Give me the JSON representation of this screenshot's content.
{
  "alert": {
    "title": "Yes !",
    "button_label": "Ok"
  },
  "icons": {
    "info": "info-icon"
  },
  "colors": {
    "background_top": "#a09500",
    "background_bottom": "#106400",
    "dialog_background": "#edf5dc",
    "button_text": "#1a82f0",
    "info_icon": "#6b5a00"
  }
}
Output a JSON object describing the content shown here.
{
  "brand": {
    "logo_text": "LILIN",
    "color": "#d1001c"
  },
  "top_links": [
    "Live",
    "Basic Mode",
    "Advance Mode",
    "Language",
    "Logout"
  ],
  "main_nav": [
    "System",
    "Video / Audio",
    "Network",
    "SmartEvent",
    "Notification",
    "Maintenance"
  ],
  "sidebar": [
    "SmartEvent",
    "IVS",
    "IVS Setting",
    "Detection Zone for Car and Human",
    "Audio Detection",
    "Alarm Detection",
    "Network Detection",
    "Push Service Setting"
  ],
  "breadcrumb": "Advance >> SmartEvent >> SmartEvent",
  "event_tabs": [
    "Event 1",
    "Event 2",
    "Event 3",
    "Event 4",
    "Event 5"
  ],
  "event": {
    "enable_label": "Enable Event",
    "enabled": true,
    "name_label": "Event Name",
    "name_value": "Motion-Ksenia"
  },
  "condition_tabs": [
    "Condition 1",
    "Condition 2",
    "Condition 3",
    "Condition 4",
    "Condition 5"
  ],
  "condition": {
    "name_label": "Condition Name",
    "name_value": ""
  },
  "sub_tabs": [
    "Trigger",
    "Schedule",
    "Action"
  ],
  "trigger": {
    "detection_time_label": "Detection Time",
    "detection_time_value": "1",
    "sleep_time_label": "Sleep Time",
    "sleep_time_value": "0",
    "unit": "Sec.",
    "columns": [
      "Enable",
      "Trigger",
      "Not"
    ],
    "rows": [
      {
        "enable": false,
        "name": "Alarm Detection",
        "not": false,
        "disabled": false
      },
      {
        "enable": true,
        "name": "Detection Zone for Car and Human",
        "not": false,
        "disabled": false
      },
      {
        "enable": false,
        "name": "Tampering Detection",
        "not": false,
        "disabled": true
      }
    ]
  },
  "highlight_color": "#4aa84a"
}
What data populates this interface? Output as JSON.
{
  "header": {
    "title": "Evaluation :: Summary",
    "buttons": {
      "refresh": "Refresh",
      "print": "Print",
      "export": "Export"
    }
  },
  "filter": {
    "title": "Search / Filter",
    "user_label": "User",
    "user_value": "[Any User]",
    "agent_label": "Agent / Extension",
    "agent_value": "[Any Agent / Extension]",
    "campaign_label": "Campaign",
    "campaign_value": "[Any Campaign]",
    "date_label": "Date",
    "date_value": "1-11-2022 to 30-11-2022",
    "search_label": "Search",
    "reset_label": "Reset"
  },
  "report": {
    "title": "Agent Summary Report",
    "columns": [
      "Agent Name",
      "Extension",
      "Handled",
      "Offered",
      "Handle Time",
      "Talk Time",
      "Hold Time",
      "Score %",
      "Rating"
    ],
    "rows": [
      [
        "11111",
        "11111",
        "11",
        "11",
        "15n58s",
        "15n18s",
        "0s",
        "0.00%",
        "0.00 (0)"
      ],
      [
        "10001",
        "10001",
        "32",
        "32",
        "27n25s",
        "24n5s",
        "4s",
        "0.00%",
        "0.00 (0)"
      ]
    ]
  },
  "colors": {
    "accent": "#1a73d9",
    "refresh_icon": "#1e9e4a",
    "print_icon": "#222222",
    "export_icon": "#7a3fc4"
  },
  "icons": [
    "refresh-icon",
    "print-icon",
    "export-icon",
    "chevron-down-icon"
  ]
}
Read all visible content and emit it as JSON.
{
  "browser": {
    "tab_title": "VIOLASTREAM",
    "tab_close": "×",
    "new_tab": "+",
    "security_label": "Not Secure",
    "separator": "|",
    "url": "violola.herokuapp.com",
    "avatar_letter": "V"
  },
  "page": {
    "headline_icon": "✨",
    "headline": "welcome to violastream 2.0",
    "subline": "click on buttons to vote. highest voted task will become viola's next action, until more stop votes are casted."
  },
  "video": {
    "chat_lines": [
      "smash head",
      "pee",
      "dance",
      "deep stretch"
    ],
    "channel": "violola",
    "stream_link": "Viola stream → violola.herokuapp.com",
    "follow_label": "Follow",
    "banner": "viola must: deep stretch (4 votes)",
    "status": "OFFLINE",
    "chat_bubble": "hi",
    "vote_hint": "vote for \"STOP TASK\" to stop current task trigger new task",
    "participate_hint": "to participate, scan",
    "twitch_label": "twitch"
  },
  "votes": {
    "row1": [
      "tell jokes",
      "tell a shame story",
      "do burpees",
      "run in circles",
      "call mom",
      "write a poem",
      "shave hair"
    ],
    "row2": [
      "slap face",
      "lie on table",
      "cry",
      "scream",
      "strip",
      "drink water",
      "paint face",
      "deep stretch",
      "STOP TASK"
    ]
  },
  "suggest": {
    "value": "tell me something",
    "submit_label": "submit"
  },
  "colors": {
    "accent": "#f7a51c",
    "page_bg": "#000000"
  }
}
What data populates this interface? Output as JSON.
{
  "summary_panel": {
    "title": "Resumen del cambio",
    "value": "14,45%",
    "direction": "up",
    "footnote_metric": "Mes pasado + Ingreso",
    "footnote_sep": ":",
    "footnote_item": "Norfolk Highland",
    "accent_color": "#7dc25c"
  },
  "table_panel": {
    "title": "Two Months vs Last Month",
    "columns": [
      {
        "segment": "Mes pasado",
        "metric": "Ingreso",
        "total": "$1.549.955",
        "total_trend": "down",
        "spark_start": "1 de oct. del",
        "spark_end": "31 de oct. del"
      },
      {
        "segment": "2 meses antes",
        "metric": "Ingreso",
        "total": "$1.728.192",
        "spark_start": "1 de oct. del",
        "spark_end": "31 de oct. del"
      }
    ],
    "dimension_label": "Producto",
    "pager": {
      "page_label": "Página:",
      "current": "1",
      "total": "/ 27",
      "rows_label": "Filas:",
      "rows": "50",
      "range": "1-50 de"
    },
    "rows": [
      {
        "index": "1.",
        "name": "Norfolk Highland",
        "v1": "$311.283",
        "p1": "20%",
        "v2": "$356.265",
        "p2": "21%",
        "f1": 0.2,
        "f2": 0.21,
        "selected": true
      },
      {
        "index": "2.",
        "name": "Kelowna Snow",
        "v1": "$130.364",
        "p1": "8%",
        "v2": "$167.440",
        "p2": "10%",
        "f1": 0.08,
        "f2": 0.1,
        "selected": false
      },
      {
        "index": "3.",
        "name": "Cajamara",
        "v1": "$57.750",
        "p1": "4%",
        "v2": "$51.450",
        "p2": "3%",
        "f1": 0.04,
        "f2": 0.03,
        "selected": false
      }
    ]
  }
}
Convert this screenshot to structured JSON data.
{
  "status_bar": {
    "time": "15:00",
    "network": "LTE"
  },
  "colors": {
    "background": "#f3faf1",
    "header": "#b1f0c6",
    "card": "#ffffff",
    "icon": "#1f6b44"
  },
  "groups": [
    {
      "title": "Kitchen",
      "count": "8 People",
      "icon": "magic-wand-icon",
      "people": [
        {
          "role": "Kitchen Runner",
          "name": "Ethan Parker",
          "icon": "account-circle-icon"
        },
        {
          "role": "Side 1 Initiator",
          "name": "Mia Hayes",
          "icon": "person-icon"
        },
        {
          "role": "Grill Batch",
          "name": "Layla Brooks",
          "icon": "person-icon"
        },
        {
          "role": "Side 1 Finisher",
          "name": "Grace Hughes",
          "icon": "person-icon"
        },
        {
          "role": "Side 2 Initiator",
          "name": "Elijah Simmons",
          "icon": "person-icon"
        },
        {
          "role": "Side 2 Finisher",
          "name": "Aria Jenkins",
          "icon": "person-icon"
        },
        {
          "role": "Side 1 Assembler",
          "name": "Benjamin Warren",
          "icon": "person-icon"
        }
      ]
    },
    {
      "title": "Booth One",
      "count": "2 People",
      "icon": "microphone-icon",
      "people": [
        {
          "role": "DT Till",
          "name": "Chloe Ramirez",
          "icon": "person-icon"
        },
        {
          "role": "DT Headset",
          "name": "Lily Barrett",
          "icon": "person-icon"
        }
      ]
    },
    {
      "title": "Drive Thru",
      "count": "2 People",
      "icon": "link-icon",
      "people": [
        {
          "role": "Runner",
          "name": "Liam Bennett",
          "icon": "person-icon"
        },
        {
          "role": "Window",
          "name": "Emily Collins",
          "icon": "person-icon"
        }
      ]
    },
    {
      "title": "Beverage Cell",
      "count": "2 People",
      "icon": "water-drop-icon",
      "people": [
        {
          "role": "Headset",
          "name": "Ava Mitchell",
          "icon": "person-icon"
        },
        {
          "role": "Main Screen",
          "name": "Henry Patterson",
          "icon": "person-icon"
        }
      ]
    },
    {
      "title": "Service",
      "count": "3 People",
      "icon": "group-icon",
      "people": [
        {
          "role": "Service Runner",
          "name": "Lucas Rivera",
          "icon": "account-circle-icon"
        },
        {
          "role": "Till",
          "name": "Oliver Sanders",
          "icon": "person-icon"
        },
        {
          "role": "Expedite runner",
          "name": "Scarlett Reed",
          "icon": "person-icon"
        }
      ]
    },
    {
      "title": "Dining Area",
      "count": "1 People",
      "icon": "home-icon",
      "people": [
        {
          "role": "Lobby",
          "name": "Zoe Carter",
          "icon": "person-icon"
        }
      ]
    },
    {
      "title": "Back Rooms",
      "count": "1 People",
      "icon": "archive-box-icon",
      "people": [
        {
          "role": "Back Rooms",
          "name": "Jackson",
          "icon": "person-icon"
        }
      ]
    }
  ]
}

*WORK TO BE COMPLETED*
Extract each line holding the word "buttons" from the records.

*RESULT OF THIS EXERCISE*
    "buttons": {
    "subline": "click on buttons to vote. highest voted task will become viola's next action, until more stop votes are casted."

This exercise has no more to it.